MATERIALS PROVIDED:
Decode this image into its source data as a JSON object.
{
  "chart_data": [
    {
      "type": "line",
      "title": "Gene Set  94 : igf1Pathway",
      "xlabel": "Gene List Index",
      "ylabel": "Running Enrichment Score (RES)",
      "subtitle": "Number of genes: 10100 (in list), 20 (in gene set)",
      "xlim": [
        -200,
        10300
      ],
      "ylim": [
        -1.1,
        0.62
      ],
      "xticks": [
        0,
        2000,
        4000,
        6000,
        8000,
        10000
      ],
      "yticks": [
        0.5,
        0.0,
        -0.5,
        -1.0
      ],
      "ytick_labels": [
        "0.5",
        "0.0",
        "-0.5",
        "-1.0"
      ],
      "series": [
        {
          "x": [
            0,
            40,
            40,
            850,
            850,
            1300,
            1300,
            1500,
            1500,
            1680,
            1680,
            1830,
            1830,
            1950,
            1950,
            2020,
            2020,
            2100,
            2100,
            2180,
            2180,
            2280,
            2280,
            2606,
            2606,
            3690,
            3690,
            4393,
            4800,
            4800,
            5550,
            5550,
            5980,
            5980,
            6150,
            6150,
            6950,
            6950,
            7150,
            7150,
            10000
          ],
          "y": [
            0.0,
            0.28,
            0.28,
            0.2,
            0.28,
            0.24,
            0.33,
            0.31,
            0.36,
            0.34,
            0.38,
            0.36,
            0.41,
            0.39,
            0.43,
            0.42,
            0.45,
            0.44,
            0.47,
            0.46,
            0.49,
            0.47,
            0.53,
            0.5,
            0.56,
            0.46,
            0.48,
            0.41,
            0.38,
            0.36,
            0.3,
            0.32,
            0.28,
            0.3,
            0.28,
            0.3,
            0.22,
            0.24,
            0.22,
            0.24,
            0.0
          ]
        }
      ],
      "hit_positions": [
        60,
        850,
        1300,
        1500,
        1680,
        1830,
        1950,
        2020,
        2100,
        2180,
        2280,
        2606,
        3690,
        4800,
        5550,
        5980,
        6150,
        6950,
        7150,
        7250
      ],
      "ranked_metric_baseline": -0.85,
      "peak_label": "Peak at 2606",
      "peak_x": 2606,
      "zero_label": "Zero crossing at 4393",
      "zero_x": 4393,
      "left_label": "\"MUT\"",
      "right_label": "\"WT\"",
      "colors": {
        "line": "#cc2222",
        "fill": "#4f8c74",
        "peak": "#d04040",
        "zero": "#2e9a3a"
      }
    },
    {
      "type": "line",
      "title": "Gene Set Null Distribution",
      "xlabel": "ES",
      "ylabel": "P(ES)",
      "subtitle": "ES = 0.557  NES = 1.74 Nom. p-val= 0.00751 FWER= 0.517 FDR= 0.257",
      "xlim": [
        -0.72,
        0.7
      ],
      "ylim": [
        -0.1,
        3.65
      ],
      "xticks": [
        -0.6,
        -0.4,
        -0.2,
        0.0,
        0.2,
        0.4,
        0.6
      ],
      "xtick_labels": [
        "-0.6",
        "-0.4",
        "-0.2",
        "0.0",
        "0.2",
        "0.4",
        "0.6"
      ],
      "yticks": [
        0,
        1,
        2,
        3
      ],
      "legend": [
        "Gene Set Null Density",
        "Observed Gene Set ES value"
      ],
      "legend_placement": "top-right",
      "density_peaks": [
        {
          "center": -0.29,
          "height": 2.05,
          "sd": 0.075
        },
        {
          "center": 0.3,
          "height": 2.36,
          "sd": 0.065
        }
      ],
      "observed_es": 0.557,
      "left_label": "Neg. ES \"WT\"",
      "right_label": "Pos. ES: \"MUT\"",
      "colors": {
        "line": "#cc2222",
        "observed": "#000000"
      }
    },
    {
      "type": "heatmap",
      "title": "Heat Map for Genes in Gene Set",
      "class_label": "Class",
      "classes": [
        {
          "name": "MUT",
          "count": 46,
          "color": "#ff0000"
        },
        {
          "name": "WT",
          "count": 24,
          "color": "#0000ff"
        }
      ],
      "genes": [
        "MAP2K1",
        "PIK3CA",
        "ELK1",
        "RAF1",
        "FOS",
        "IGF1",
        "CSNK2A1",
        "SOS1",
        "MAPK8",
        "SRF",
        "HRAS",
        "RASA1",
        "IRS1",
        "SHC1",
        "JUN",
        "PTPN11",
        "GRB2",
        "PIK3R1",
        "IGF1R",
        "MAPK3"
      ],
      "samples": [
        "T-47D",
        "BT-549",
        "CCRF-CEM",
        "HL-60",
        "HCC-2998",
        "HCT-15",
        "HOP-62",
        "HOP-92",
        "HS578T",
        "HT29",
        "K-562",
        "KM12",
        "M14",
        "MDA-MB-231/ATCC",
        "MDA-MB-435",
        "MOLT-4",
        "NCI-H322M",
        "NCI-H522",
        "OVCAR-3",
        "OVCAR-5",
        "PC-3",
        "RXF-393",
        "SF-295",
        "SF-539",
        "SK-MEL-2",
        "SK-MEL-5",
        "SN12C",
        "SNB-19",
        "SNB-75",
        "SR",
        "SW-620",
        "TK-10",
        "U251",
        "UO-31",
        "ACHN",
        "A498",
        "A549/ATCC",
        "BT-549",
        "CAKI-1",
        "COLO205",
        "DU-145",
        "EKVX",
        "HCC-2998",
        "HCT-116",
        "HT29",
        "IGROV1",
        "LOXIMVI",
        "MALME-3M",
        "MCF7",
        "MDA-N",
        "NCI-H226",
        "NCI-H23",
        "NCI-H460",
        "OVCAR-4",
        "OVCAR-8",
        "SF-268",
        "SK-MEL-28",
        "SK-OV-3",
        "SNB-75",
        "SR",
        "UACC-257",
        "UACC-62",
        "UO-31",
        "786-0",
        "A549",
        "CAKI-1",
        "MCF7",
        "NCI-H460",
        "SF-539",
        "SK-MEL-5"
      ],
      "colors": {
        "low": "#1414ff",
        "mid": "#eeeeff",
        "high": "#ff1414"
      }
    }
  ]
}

EXERCISE DIRECTIONS: Write each record above out again exactly as it reads.

TASK RESPONSE:
Decode this image into its source data as a JSON object.
{
  "chart_data": [
    {
      "type": "line",
      "title": "Gene Set  94 : igf1Pathway",
      "xlabel": "Gene List Index",
      "ylabel": "Running Enrichment Score (RES)",
      "subtitle": "Number of genes: 10100 (in list), 20 (in gene set)",
      "xlim": [
        -200,
        10300
      ],
      "ylim": [
        -1.1,
        0.62
      ],
      "xticks": [
        0,
        2000,
        4000,
        6000,
        8000,
        10000
      ],
      "yticks": [
        0.5,
        0.0,
        -0.5,
        -1.0
      ],
      "ytick_labels": [
        "0.5",
        "0.0",
        "-0.5",
        "-1.0"
      ],
      "series": [
        {
          "x": [
            0,
            40,
            40,
            850,
            850,
            1300,
            1300,
            1500,
            1500,
            1680,
            1680,
            1830,
            1830,
            1950,
            1950,
            2020,
            2020,
            2100,
            2100,
            2180,
            2180,
            2280,
            2280,
            2606,
            2606,
            3690,
            3690,
            4393,
            4800,
            4800,
            5550,
            5550,
            5980,
            5980,
            6150,
            6150,
            6950,
            6950,
            7150,
            7150,
            10000
          ],
          "y": [
            0.0,
            0.28,
            0.28,
            0.2,
            0.28,
            0.24,
            0.33,
            0.31,
            0.36,
            0.34,
            0.38,
            0.36,
            0.41,
            0.39,
            0.43,
            0.42,
            0.45,
            0.44,
            0.47,
            0.46,
            0.49,
            0.47,
            0.53,
            0.5,
            0.56,
            0.46,
            0.48,
            0.41,
            0.38,
            0.36,
            0.3,
            0.32,
            0.28,
            0.3,
            0.28,
            0.3,
            0.22,
            0.24,
            0.22,
            0.24,
            0.0
          ]
        }
      ],
      "hit_positions": [
        60,
        850,
        1300,
        1500,
        1680,
        1830,
        1950,
        2020,
        2100,
        2180,
        2280,
        2606,
        3690,
        4800,
        5550,
        5980,
        6150,
        6950,
        7150,
        7250
      ],
      "ranked_metric_baseline": -0.85,
      "peak_label": "Peak at 2606",
      "peak_x": 2606,
      "zero_label": "Zero crossing at 4393",
      "zero_x": 4393,
      "left_label": "\"MUT\"",
      "right_label": "\"WT\"",
      "colors": {
        "line": "#cc2222",
        "fill": "#4f8c74",
        "peak": "#d04040",
        "zero": "#2e9a3a"
      }
    },
    {
      "type": "line",
      "title": "Gene Set Null Distribution",
      "xlabel": "ES",
      "ylabel": "P(ES)",
      "subtitle": "ES = 0.557  NES = 1.74 Nom. p-val= 0.00751 FWER= 0.517 FDR= 0.257",
      "xlim": [
        -0.72,
        0.7
      ],
      "ylim": [
        -0.1,
        3.65
      ],
      "xticks": [
        -0.6,
        -0.4,
        -0.2,
        0.0,
        0.2,
        0.4,
        0.6
      ],
      "xtick_labels": [
        "-0.6",
        "-0.4",
        "-0.2",
        "0.0",
        "0.2",
        "0.4",
        "0.6"
      ],
      "yticks": [
        0,
        1,
        2,
        3
      ],
      "legend": [
        "Gene Set Null Density",
        "Observed Gene Set ES value"
      ],
      "legend_placement": "top-right",
      "density_peaks": [
        {
          "center": -0.29,
          "height": 2.05,
          "sd": 0.075
        },
        {
          "center": 0.3,
          "height": 2.36,
          "sd": 0.065
        }
      ],
      "observed_es": 0.557,
      "left_label": "Neg. ES \"WT\"",
      "right_label": "Pos. ES: \"MUT\"",
      "colors": {
        "line": "#cc2222",
        "observed": "#000000"
      }
    },
    {
      "type": "heatmap",
      "title": "Heat Map for Genes in Gene Set",
      "class_label": "Class",
      "classes": [
        {
          "name": "MUT",
          "count": 46,
          "color": "#ff0000"
        },
        {
          "name": "WT",
          "count": 24,
          "color": "#0000ff"
        }
      ],
      "genes": [
        "MAP2K1",
        "PIK3CA",
        "ELK1",
        "RAF1",
        "FOS",
        "IGF1",
        "CSNK2A1",
        "SOS1",
        "MAPK8",
        "SRF",
        "HRAS",
        "RASA1",
        "IRS1",
        "SHC1",
        "JUN",
        "PTPN11",
        "GRB2",
        "PIK3R1",
        "IGF1R",
        "MAPK3"
      ],
      "samples": [
        "T-47D",
        "BT-549",
        "CCRF-CEM",
        "HL-60",
        "HCC-2998",
        "HCT-15",
        "HOP-62",
        "HOP-92",
        "HS578T",
        "HT29",
        "K-562",
        "KM12",
        "M14",
        "MDA-MB-231/ATCC",
        "MDA-MB-435",
        "MOLT-4",
        "NCI-H322M",
        "NCI-H522",
        "OVCAR-3",
        "OVCAR-5",
        "PC-3",
        "RXF-393",
        "SF-295",
        "SF-539",
        "SK-MEL-2",
        "SK-MEL-5",
        "SN12C",
        "SNB-19",
        "SNB-75",
        "SR",
        "SW-620",
        "TK-10",
        "U251",
        "UO-31",
        "ACHN",
        "A498",
        "A549/ATCC",
        "BT-549",
        "CAKI-1",
        "COLO205",
        "DU-145",
        "EKVX",
        "HCC-2998",
        "HCT-116",
        "HT29",
        "IGROV1",
        "LOXIMVI",
        "MALME-3M",
        "MCF7",
        "MDA-N",
        "NCI-H226",
        "NCI-H23",
        "NCI-H460",
        "OVCAR-4",
        "OVCAR-8",
        "SF-268",
        "SK-MEL-28",
        "SK-OV-3",
        "SNB-75",
        "SR",
        "UACC-257",
        "UACC-62",
        "UO-31",
        "786-0",
        "A549",
        "CAKI-1",
        "MCF7",
        "NCI-H460",
        "SF-539",
        "SK-MEL-5"
      ],
      "colors": {
        "low": "#1414ff",
        "mid": "#eeeeff",
        "high": "#ff1414"
      }
    }
  ]
}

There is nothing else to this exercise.